--- Start of Entries provided ---

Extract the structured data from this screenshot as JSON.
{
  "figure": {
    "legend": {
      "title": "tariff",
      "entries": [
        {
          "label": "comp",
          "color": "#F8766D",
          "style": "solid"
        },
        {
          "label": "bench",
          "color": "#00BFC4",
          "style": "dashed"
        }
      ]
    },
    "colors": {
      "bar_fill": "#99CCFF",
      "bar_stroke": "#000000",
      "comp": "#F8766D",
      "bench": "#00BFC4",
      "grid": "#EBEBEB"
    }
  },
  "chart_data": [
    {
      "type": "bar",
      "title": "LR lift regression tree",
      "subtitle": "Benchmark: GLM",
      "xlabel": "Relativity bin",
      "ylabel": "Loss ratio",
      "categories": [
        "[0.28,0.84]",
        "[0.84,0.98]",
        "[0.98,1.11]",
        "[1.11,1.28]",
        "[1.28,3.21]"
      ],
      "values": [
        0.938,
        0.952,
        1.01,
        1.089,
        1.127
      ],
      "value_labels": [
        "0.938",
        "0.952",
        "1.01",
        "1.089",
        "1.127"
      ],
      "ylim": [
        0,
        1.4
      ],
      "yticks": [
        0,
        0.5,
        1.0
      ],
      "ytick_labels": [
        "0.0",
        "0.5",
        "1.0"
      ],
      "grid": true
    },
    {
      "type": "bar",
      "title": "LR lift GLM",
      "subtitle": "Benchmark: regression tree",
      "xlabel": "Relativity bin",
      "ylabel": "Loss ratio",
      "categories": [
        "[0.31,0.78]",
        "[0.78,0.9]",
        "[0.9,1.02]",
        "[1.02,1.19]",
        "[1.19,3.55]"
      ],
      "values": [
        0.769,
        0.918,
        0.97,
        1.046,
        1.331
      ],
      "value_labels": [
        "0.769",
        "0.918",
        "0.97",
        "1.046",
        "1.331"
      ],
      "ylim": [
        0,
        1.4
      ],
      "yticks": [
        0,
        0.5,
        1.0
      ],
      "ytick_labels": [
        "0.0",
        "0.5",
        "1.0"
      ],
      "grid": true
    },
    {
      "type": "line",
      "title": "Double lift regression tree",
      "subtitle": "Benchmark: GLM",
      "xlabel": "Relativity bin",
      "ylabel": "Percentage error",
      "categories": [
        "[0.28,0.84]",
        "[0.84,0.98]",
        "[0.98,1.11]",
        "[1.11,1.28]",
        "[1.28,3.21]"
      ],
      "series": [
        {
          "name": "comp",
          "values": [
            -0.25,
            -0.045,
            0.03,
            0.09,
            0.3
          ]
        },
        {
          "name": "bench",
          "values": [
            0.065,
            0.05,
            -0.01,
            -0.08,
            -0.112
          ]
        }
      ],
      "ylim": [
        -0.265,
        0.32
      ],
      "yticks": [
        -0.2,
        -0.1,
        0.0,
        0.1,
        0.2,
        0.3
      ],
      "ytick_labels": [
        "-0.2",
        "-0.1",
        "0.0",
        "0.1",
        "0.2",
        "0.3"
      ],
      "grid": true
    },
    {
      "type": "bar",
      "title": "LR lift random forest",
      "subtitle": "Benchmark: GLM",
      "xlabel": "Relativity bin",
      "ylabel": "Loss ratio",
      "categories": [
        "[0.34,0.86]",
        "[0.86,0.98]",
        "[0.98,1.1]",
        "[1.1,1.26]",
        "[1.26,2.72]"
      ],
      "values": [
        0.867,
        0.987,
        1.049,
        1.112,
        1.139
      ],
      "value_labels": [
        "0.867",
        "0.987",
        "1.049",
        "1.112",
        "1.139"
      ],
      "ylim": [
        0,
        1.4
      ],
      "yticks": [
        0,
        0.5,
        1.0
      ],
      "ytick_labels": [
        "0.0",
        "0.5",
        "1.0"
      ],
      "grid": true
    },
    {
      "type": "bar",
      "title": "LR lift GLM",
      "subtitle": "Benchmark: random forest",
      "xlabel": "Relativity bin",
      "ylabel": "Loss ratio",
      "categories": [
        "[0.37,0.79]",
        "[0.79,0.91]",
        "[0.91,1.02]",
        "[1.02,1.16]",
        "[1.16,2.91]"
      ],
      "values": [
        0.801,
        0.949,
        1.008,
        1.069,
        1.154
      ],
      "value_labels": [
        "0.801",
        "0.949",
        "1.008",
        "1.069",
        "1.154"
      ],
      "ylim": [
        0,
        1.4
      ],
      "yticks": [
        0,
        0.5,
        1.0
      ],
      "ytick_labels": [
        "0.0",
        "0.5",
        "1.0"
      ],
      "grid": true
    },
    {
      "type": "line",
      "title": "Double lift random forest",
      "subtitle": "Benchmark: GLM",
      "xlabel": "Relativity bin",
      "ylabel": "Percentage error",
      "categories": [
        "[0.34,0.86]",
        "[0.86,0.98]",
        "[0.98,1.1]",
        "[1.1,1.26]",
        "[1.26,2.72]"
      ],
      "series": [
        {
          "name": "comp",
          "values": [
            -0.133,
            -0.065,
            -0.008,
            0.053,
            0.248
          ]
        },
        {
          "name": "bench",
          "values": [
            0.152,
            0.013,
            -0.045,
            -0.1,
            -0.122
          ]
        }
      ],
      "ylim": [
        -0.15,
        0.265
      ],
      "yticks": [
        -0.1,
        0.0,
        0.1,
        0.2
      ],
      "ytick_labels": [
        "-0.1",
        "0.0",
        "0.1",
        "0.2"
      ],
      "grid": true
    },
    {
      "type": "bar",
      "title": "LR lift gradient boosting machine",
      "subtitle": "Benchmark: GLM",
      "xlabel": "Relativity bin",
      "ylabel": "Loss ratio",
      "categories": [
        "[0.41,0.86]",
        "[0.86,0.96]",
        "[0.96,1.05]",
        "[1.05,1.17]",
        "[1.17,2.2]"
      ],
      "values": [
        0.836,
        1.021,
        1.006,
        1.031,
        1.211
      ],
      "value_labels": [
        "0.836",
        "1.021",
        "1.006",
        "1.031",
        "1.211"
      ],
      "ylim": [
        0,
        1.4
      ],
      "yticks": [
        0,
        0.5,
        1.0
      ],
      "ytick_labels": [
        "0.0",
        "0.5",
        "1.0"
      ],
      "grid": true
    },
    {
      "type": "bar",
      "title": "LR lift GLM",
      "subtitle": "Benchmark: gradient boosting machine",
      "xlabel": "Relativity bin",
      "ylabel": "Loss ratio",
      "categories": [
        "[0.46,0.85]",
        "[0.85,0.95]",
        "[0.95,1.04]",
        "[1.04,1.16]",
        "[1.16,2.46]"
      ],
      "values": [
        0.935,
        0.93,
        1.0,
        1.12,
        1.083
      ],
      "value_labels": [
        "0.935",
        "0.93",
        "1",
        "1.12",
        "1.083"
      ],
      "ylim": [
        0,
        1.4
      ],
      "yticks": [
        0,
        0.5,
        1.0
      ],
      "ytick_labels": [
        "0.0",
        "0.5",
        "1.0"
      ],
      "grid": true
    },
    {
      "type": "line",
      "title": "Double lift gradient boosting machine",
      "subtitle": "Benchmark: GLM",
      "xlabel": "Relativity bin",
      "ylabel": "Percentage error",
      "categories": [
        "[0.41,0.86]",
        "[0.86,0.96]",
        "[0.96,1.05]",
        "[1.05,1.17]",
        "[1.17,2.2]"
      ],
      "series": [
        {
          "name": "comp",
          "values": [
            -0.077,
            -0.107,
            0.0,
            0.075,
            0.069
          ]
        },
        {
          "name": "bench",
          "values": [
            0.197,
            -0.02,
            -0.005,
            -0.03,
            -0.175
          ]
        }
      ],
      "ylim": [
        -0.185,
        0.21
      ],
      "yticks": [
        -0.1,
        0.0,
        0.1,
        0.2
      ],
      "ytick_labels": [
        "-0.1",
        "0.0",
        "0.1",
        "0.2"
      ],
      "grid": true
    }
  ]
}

--- End of Entries provided ---

Given problem: Your task is to give the records above again, exactly.

The completed task:
Extract the structured data from this screenshot as JSON.
{
  "figure": {
    "legend": {
      "title": "tariff",
      "entries": [
        {
          "label": "comp",
          "color": "#F8766D",
          "style": "solid"
        },
        {
          "label": "bench",
          "color": "#00BFC4",
          "style": "dashed"
        }
      ]
    },
    "colors": {
      "bar_fill": "#99CCFF",
      "bar_stroke": "#000000",
      "comp": "#F8766D",
      "bench": "#00BFC4",
      "grid": "#EBEBEB"
    }
  },
  "chart_data": [
    {
      "type": "bar",
      "title": "LR lift regression tree",
      "subtitle": "Benchmark: GLM",
      "xlabel": "Relativity bin",
      "ylabel": "Loss ratio",
      "categories": [
        "[0.28,0.84]",
        "[0.84,0.98]",
        "[0.98,1.11]",
        "[1.11,1.28]",
        "[1.28,3.21]"
      ],
      "values": [
        0.938,
        0.952,
        1.01,
        1.089,
        1.127
      ],
      "value_labels": [
        "0.938",
        "0.952",
        "1.01",
        "1.089",
        "1.127"
      ],
      "ylim": [
        0,
        1.4
      ],
      "yticks": [
        0,
        0.5,
        1.0
      ],
      "ytick_labels": [
        "0.0",
        "0.5",
        "1.0"
      ],
      "grid": true
    },
    {
      "type": "bar",
      "title": "LR lift GLM",
      "subtitle": "Benchmark: regression tree",
      "xlabel": "Relativity bin",
      "ylabel": "Loss ratio",
      "categories": [
        "[0.31,0.78]",
        "[0.78,0.9]",
        "[0.9,1.02]",
        "[1.02,1.19]",
        "[1.19,3.55]"
      ],
      "values": [
        0.769,
        0.918,
        0.97,
        1.046,
        1.331
      ],
      "value_labels": [
        "0.769",
        "0.918",
        "0.97",
        "1.046",
        "1.331"
      ],
      "ylim": [
        0,
        1.4
      ],
      "yticks": [
        0,
        0.5,
        1.0
      ],
      "ytick_labels": [
        "0.0",
        "0.5",
        "1.0"
      ],
      "grid": true
    },
    {
      "type": "line",
      "title": "Double lift regression tree",
      "subtitle": "Benchmark: GLM",
      "xlabel": "Relativity bin",
      "ylabel": "Percentage error",
      "categories": [
        "[0.28,0.84]",
        "[0.84,0.98]",
        "[0.98,1.11]",
        "[1.11,1.28]",
        "[1.28,3.21]"
      ],
      "series": [
        {
          "name": "comp",
          "values": [
            -0.25,
            -0.045,
            0.03,
            0.09,
            0.3
          ]
        },
        {
          "name": "bench",
          "values": [
            0.065,
            0.05,
            -0.01,
            -0.08,
            -0.112
          ]
        }
      ],
      "ylim": [
        -0.265,
        0.32
      ],
      "yticks": [
        -0.2,
        -0.1,
        0.0,
        0.1,
        0.2,
        0.3
      ],
      "ytick_labels": [
        "-0.2",
        "-0.1",
        "0.0",
        "0.1",
        "0.2",
        "0.3"
      ],
      "grid": true
    },
    {
      "type": "bar",
      "title": "LR lift random forest",
      "subtitle": "Benchmark: GLM",
      "xlabel": "Relativity bin",
      "ylabel": "Loss ratio",
      "categories": [
        "[0.34,0.86]",
        "[0.86,0.98]",
        "[0.98,1.1]",
        "[1.1,1.26]",
        "[1.26,2.72]"
      ],
      "values": [
        0.867,
        0.987,
        1.049,
        1.112,
        1.139
      ],
      "value_labels": [
        "0.867",
        "0.987",
        "1.049",
        "1.112",
        "1.139"
      ],
      "ylim": [
        0,
        1.4
      ],
      "yticks": [
        0,
        0.5,
        1.0
      ],
      "ytick_labels": [
        "0.0",
        "0.5",
        "1.0"
      ],
      "grid": true
    },
    {
      "type": "bar",
      "title": "LR lift GLM",
      "subtitle": "Benchmark: random forest",
      "xlabel": "Relativity bin",
      "ylabel": "Loss ratio",
      "categories": [
        "[0.37,0.79]",
        "[0.79,0.91]",
        "[0.91,1.02]",
        "[1.02,1.16]",
        "[1.16,2.91]"
      ],
      "values": [
        0.801,
        0.949,
        1.008,
        1.069,
        1.154
      ],
      "value_labels": [
        "0.801",
        "0.949",
        "1.008",
        "1.069",
        "1.154"
      ],
      "ylim": [
        0,
        1.4
      ],
      "yticks": [
        0,
        0.5,
        1.0
      ],
      "ytick_labels": [
        "0.0",
        "0.5",
        "1.0"
      ],
      "grid": true
    },
    {
      "type": "line",
      "title": "Double lift random forest",
      "subtitle": "Benchmark: GLM",
      "xlabel": "Relativity bin",
      "ylabel": "Percentage error",
      "categories": [
        "[0.34,0.86]",
        "[0.86,0.98]",
        "[0.98,1.1]",
        "[1.1,1.26]",
        "[1.26,2.72]"
      ],
      "series": [
        {
          "name": "comp",
          "values": [
            -0.133,
            -0.065,
            -0.008,
            0.053,
            0.248
          ]
        },
        {
          "name": "bench",
          "values": [
            0.152,
            0.013,
            -0.045,
            -0.1,
            -0.122
          ]
        }
      ],
      "ylim": [
        -0.15,
        0.265
      ],
      "yticks": [
        -0.1,
        0.0,
        0.1,
        0.2
      ],
      "ytick_labels": [
        "-0.1",
        "0.0",
        "0.1",
        "0.2"
      ],
      "grid": true
    },
    {
      "type": "bar",
      "title": "LR lift gradient boosting machine",
      "subtitle": "Benchmark: GLM",
      "xlabel": "Relativity bin",
      "ylabel": "Loss ratio",
      "categories": [
        "[0.41,0.86]",
        "[0.86,0.96]",
        "[0.96,1.05]",
        "[1.05,1.17]",
        "[1.17,2.2]"
      ],
      "values": [
        0.836,
        1.021,
        1.006,
        1.031,
        1.211
      ],
      "value_labels": [
        "0.836",
        "1.021",
        "1.006",
        "1.031",
        "1.211"
      ],
      "ylim": [
        0,
        1.4
      ],
      "yticks": [
        0,
        0.5,
        1.0
      ],
      "ytick_labels": [
        "0.0",
        "0.5",
        "1.0"
      ],
      "grid": true
    },
    {
      "type": "bar",
      "title": "LR lift GLM",
      "subtitle": "Benchmark: gradient boosting machine",
      "xlabel": "Relativity bin",
      "ylabel": "Loss ratio",
      "categories": [
        "[0.46,0.85]",
        "[0.85,0.95]",
        "[0.95,1.04]",
        "[1.04,1.16]",
        "[1.16,2.46]"
      ],
      "values": [
        0.935,
        0.93,
        1.0,
        1.12,
        1.083
      ],
      "value_labels": [
        "0.935",
        "0.93",
        "1",
        "1.12",
        "1.083"
      ],
      "ylim": [
        0,
        1.4
      ],
      "yticks": [
        0,
        0.5,
        1.0
      ],
      "ytick_labels": [
        "0.0",
        "0.5",
        "1.0"
      ],
      "grid": true
    },
    {
      "type": "line",
      "title": "Double lift gradient boosting machine",
      "subtitle": "Benchmark: GLM",
      "xlabel": "Relativity bin",
      "ylabel": "Percentage error",
      "categories": [
        "[0.41,0.86]",
        "[0.86,0.96]",
        "[0.96,1.05]",
        "[1.05,1.17]",
        "[1.17,2.2]"
      ],
      "series": [
        {
          "name": "comp",
          "values": [
            -0.077,
            -0.107,
            0.0,
            0.075,
            0.069
          ]
        },
        {
          "name": "bench",
          "values": [
            0.197,
            -0.02,
            -0.005,
            -0.03,
            -0.175
          ]
        }
      ],
      "ylim": [
        -0.185,
        0.21
      ],
      "yticks": [
        -0.1,
        0.0,
        0.1,
        0.2
      ],
      "ytick_labels": [
        "-0.1",
        "0.0",
        "0.1",
        "0.2"
      ],
      "grid": true
    }
  ]
}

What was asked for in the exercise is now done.